* [The task]
Hunt for the word "name" across the entries below, copying each line that holds it.

* [Records for the exercise]
+++++
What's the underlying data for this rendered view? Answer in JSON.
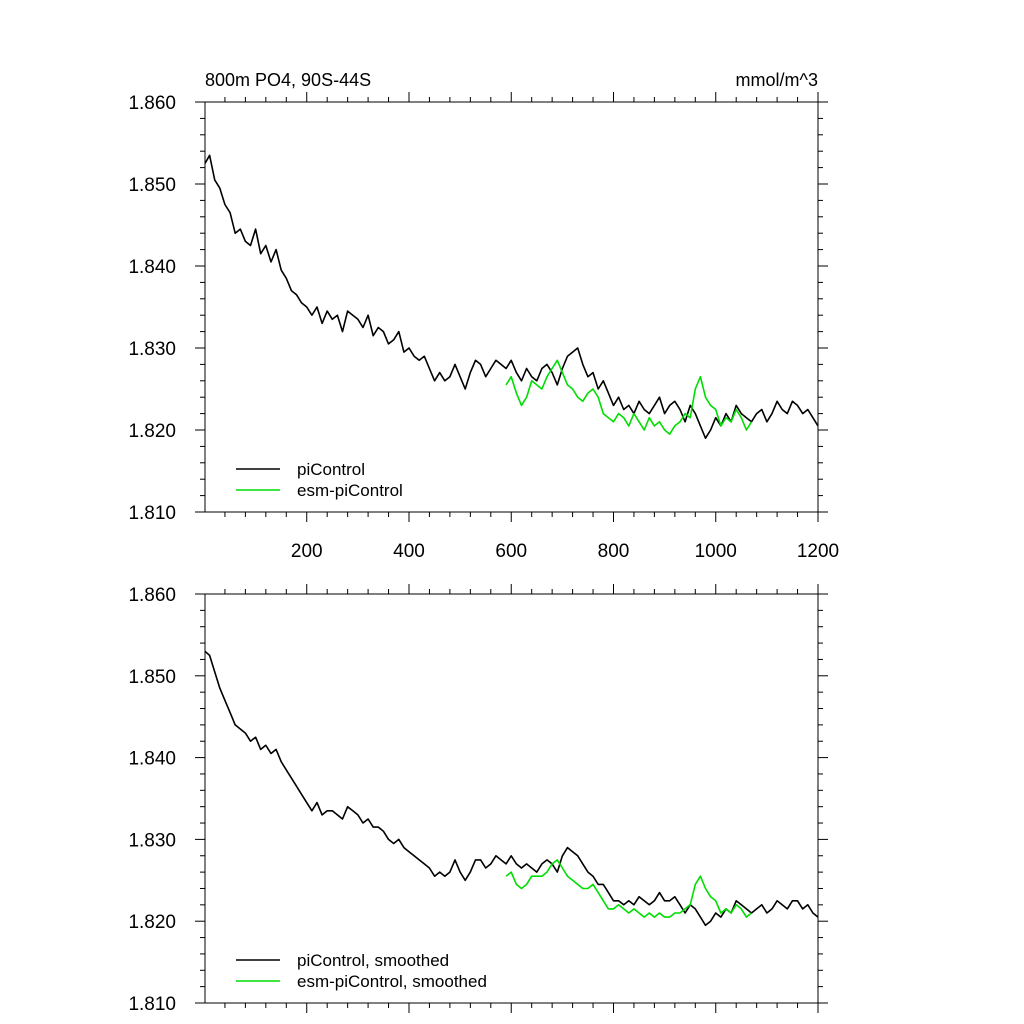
{
  "chart_data": [
    {
      "type": "line",
      "title": "800m PO4, 90S-44S",
      "units": "mmol/m^3",
      "xlim": [
        1,
        1200
      ],
      "ylim": [
        1.81,
        1.86
      ],
      "x_ticks": [
        200,
        400,
        600,
        800,
        1000,
        1200
      ],
      "y_ticks": [
        "1.810",
        "1.820",
        "1.830",
        "1.840",
        "1.850",
        "1.860"
      ],
      "legend_position": "bottom-left",
      "series": [
        {
          "name": "piControl",
          "color": "#000000",
          "x": [
            1,
            10,
            20,
            30,
            40,
            50,
            60,
            70,
            80,
            90,
            100,
            110,
            120,
            130,
            140,
            150,
            160,
            170,
            180,
            190,
            200,
            210,
            220,
            230,
            240,
            250,
            260,
            270,
            280,
            290,
            300,
            310,
            320,
            330,
            340,
            350,
            360,
            370,
            380,
            390,
            400,
            410,
            420,
            430,
            440,
            450,
            460,
            470,
            480,
            490,
            500,
            510,
            520,
            530,
            540,
            550,
            560,
            570,
            580,
            590,
            600,
            610,
            620,
            630,
            640,
            650,
            660,
            670,
            680,
            690,
            700,
            710,
            720,
            730,
            740,
            750,
            760,
            770,
            780,
            790,
            800,
            810,
            820,
            830,
            840,
            850,
            860,
            870,
            880,
            890,
            900,
            910,
            920,
            930,
            940,
            950,
            960,
            970,
            980,
            990,
            1000,
            1010,
            1020,
            1030,
            1040,
            1050,
            1060,
            1070,
            1080,
            1090,
            1100,
            1110,
            1120,
            1130,
            1140,
            1150,
            1160,
            1170,
            1180,
            1190,
            1200
          ],
          "values": [
            1.8525,
            1.8535,
            1.8505,
            1.8495,
            1.8475,
            1.8465,
            1.844,
            1.8445,
            1.843,
            1.8425,
            1.8445,
            1.8415,
            1.8425,
            1.8405,
            1.842,
            1.8395,
            1.8385,
            1.837,
            1.8365,
            1.8355,
            1.835,
            1.834,
            1.835,
            1.833,
            1.8345,
            1.8335,
            1.834,
            1.832,
            1.8345,
            1.834,
            1.8335,
            1.8325,
            1.834,
            1.8315,
            1.8325,
            1.832,
            1.8305,
            1.831,
            1.832,
            1.8295,
            1.83,
            1.829,
            1.8285,
            1.829,
            1.8275,
            1.826,
            1.827,
            1.826,
            1.8265,
            1.828,
            1.8265,
            1.825,
            1.827,
            1.8285,
            1.828,
            1.8265,
            1.8275,
            1.8285,
            1.828,
            1.8275,
            1.8285,
            1.827,
            1.826,
            1.8275,
            1.8265,
            1.826,
            1.8275,
            1.828,
            1.827,
            1.8255,
            1.8275,
            1.829,
            1.8295,
            1.83,
            1.828,
            1.8265,
            1.827,
            1.825,
            1.826,
            1.8245,
            1.823,
            1.824,
            1.8225,
            1.823,
            1.822,
            1.8235,
            1.8225,
            1.822,
            1.823,
            1.824,
            1.822,
            1.823,
            1.8235,
            1.8225,
            1.821,
            1.823,
            1.822,
            1.8205,
            1.819,
            1.82,
            1.8215,
            1.8205,
            1.822,
            1.821,
            1.823,
            1.822,
            1.8215,
            1.821,
            1.822,
            1.8225,
            1.821,
            1.822,
            1.8235,
            1.8225,
            1.822,
            1.8235,
            1.823,
            1.822,
            1.8225,
            1.8215,
            1.8205
          ]
        },
        {
          "name": "esm-piControl",
          "color": "#00dd00",
          "x": [
            590,
            600,
            610,
            620,
            630,
            640,
            650,
            660,
            670,
            680,
            690,
            700,
            710,
            720,
            730,
            740,
            750,
            760,
            770,
            780,
            790,
            800,
            810,
            820,
            830,
            840,
            850,
            860,
            870,
            880,
            890,
            900,
            910,
            920,
            930,
            940,
            950,
            960,
            970,
            980,
            990,
            1000,
            1010,
            1020,
            1030,
            1040,
            1050,
            1060,
            1070
          ],
          "values": [
            1.8255,
            1.8265,
            1.8245,
            1.823,
            1.824,
            1.826,
            1.8255,
            1.825,
            1.8265,
            1.8275,
            1.8285,
            1.827,
            1.8255,
            1.825,
            1.824,
            1.8235,
            1.8245,
            1.825,
            1.824,
            1.822,
            1.8215,
            1.821,
            1.822,
            1.8215,
            1.8205,
            1.822,
            1.821,
            1.82,
            1.8215,
            1.8205,
            1.821,
            1.82,
            1.8195,
            1.8205,
            1.821,
            1.822,
            1.8215,
            1.825,
            1.8265,
            1.824,
            1.823,
            1.8225,
            1.8205,
            1.8215,
            1.821,
            1.8225,
            1.8215,
            1.82,
            1.821
          ]
        }
      ]
    },
    {
      "type": "line",
      "xlim": [
        1,
        1200
      ],
      "ylim": [
        1.81,
        1.86
      ],
      "y_ticks": [
        "1.810",
        "1.820",
        "1.830",
        "1.840",
        "1.850",
        "1.860"
      ],
      "legend_position": "bottom-left",
      "series": [
        {
          "name": "piControl, smoothed",
          "color": "#000000",
          "x": [
            1,
            10,
            20,
            30,
            40,
            50,
            60,
            70,
            80,
            90,
            100,
            110,
            120,
            130,
            140,
            150,
            160,
            170,
            180,
            190,
            200,
            210,
            220,
            230,
            240,
            250,
            260,
            270,
            280,
            290,
            300,
            310,
            320,
            330,
            340,
            350,
            360,
            370,
            380,
            390,
            400,
            410,
            420,
            430,
            440,
            450,
            460,
            470,
            480,
            490,
            500,
            510,
            520,
            530,
            540,
            550,
            560,
            570,
            580,
            590,
            600,
            610,
            620,
            630,
            640,
            650,
            660,
            670,
            680,
            690,
            700,
            710,
            720,
            730,
            740,
            750,
            760,
            770,
            780,
            790,
            800,
            810,
            820,
            830,
            840,
            850,
            860,
            870,
            880,
            890,
            900,
            910,
            920,
            930,
            940,
            950,
            960,
            970,
            980,
            990,
            1000,
            1010,
            1020,
            1030,
            1040,
            1050,
            1060,
            1070,
            1080,
            1090,
            1100,
            1110,
            1120,
            1130,
            1140,
            1150,
            1160,
            1170,
            1180,
            1190,
            1200
          ],
          "values": [
            1.853,
            1.8525,
            1.8505,
            1.8485,
            1.847,
            1.8455,
            1.844,
            1.8435,
            1.843,
            1.842,
            1.8425,
            1.841,
            1.8415,
            1.8405,
            1.841,
            1.8395,
            1.8385,
            1.8375,
            1.8365,
            1.8355,
            1.8345,
            1.8335,
            1.8345,
            1.833,
            1.8335,
            1.8335,
            1.833,
            1.8325,
            1.834,
            1.8335,
            1.833,
            1.832,
            1.8325,
            1.8315,
            1.8315,
            1.831,
            1.83,
            1.8295,
            1.83,
            1.829,
            1.8285,
            1.828,
            1.8275,
            1.827,
            1.8265,
            1.8255,
            1.826,
            1.8255,
            1.826,
            1.8275,
            1.826,
            1.825,
            1.826,
            1.8275,
            1.8275,
            1.8265,
            1.827,
            1.828,
            1.8275,
            1.827,
            1.828,
            1.827,
            1.8265,
            1.827,
            1.8265,
            1.826,
            1.827,
            1.8275,
            1.827,
            1.826,
            1.828,
            1.829,
            1.8285,
            1.828,
            1.827,
            1.826,
            1.8255,
            1.8245,
            1.8245,
            1.8235,
            1.8225,
            1.8225,
            1.822,
            1.8225,
            1.822,
            1.823,
            1.8225,
            1.822,
            1.8225,
            1.8235,
            1.8225,
            1.8225,
            1.823,
            1.822,
            1.821,
            1.822,
            1.8215,
            1.8205,
            1.8195,
            1.82,
            1.821,
            1.8205,
            1.8215,
            1.821,
            1.8225,
            1.822,
            1.8215,
            1.821,
            1.8215,
            1.822,
            1.821,
            1.8215,
            1.8225,
            1.822,
            1.8215,
            1.8225,
            1.8225,
            1.8215,
            1.822,
            1.821,
            1.8205
          ]
        },
        {
          "name": "esm-piControl, smoothed",
          "color": "#00dd00",
          "x": [
            590,
            600,
            610,
            620,
            630,
            640,
            650,
            660,
            670,
            680,
            690,
            700,
            710,
            720,
            730,
            740,
            750,
            760,
            770,
            780,
            790,
            800,
            810,
            820,
            830,
            840,
            850,
            860,
            870,
            880,
            890,
            900,
            910,
            920,
            930,
            940,
            950,
            960,
            970,
            980,
            990,
            1000,
            1010,
            1020,
            1030,
            1040,
            1050,
            1060,
            1070
          ],
          "values": [
            1.8255,
            1.826,
            1.8245,
            1.824,
            1.8245,
            1.8255,
            1.8255,
            1.8255,
            1.826,
            1.827,
            1.8275,
            1.8265,
            1.8255,
            1.825,
            1.8245,
            1.824,
            1.824,
            1.8245,
            1.8235,
            1.8225,
            1.8215,
            1.8215,
            1.822,
            1.8215,
            1.821,
            1.8215,
            1.821,
            1.8205,
            1.821,
            1.8205,
            1.821,
            1.8205,
            1.8205,
            1.821,
            1.821,
            1.8215,
            1.822,
            1.8245,
            1.8255,
            1.824,
            1.823,
            1.8225,
            1.821,
            1.8215,
            1.821,
            1.822,
            1.8215,
            1.8205,
            1.821
          ]
        }
      ]
    }
  ]
}
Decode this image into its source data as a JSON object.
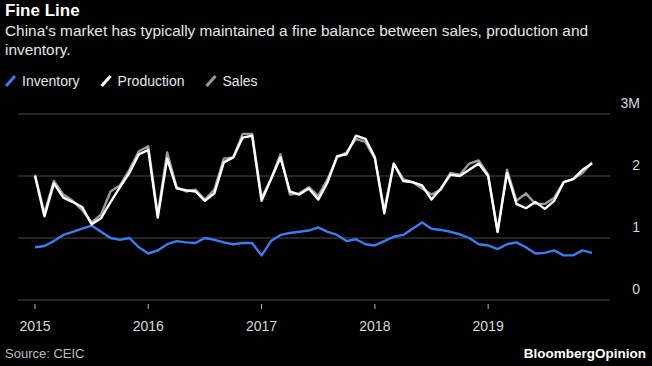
{
  "chart_data": {
    "type": "line",
    "title": "Fine Line",
    "subtitle": "China's market has typically maintained a fine balance between sales, production and inventory.",
    "source": "Source: CEIC",
    "branding": "BloombergOpinion",
    "categories": [
      "2015",
      null,
      null,
      null,
      null,
      null,
      null,
      null,
      null,
      null,
      null,
      null,
      "2016",
      null,
      null,
      null,
      null,
      null,
      null,
      null,
      null,
      null,
      null,
      null,
      "2017",
      null,
      null,
      null,
      null,
      null,
      null,
      null,
      null,
      null,
      null,
      null,
      "2018",
      null,
      null,
      null,
      null,
      null,
      null,
      null,
      null,
      null,
      null,
      null,
      "2019",
      null,
      null,
      null,
      null,
      null,
      null,
      null,
      null,
      null,
      null,
      null
    ],
    "series": [
      {
        "name": "Inventory",
        "color": "#3d7bf0",
        "values": [
          0.85,
          0.87,
          0.95,
          1.05,
          1.1,
          1.15,
          1.2,
          1.1,
          1.0,
          0.97,
          1.0,
          0.85,
          0.75,
          0.8,
          0.9,
          0.95,
          0.93,
          0.92,
          1.0,
          0.97,
          0.93,
          0.9,
          0.92,
          0.92,
          0.72,
          0.95,
          1.05,
          1.08,
          1.1,
          1.12,
          1.17,
          1.1,
          1.05,
          0.95,
          0.98,
          0.9,
          0.88,
          0.95,
          1.02,
          1.05,
          1.15,
          1.25,
          1.15,
          1.13,
          1.1,
          1.06,
          1.0,
          0.9,
          0.88,
          0.82,
          0.9,
          0.93,
          0.85,
          0.75,
          0.76,
          0.8,
          0.72,
          0.72,
          0.8,
          0.76
        ]
      },
      {
        "name": "Production",
        "color": "#ffffff",
        "values": [
          2.0,
          1.35,
          1.88,
          1.65,
          1.58,
          1.5,
          1.22,
          1.32,
          1.58,
          1.82,
          2.05,
          2.35,
          2.42,
          1.33,
          2.28,
          1.8,
          1.77,
          1.75,
          1.6,
          1.72,
          2.22,
          2.3,
          2.62,
          2.65,
          1.6,
          1.95,
          2.3,
          1.75,
          1.7,
          1.8,
          1.62,
          1.9,
          2.32,
          2.35,
          2.65,
          2.6,
          2.3,
          1.4,
          2.2,
          1.92,
          1.9,
          1.85,
          1.62,
          1.8,
          2.02,
          2.0,
          2.1,
          2.2,
          2.0,
          1.1,
          2.05,
          1.55,
          1.48,
          1.58,
          1.47,
          1.6,
          1.9,
          1.95,
          2.1,
          2.2
        ]
      },
      {
        "name": "Sales",
        "color": "#9a9a9a",
        "values": [
          2.02,
          1.4,
          1.92,
          1.7,
          1.6,
          1.45,
          1.25,
          1.38,
          1.75,
          1.85,
          2.1,
          2.4,
          2.48,
          1.38,
          2.38,
          1.82,
          1.75,
          1.78,
          1.62,
          1.78,
          2.28,
          2.3,
          2.68,
          2.68,
          1.65,
          1.95,
          2.35,
          1.7,
          1.72,
          1.82,
          1.68,
          1.95,
          2.3,
          2.38,
          2.6,
          2.55,
          2.28,
          1.45,
          2.2,
          1.95,
          1.9,
          1.8,
          1.7,
          1.78,
          2.05,
          2.02,
          2.2,
          2.25,
          2.02,
          1.1,
          2.1,
          1.6,
          1.72,
          1.55,
          1.55,
          1.65,
          1.9,
          1.95,
          2.05,
          2.22
        ]
      }
    ],
    "ylim": [
      0,
      3
    ],
    "yticks": [
      0,
      1,
      2,
      {
        "value": 3,
        "label": "3M"
      }
    ],
    "grid": true,
    "legend": "top"
  }
}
+++++
* [Written response]
          "name": "piControl",
          "name": "esm-piControl",
          "name": "piControl, smoothed",
          "name": "esm-piControl, smoothed",
        "name": "Inventory",
        "name": "Production",
        "name": "Sales",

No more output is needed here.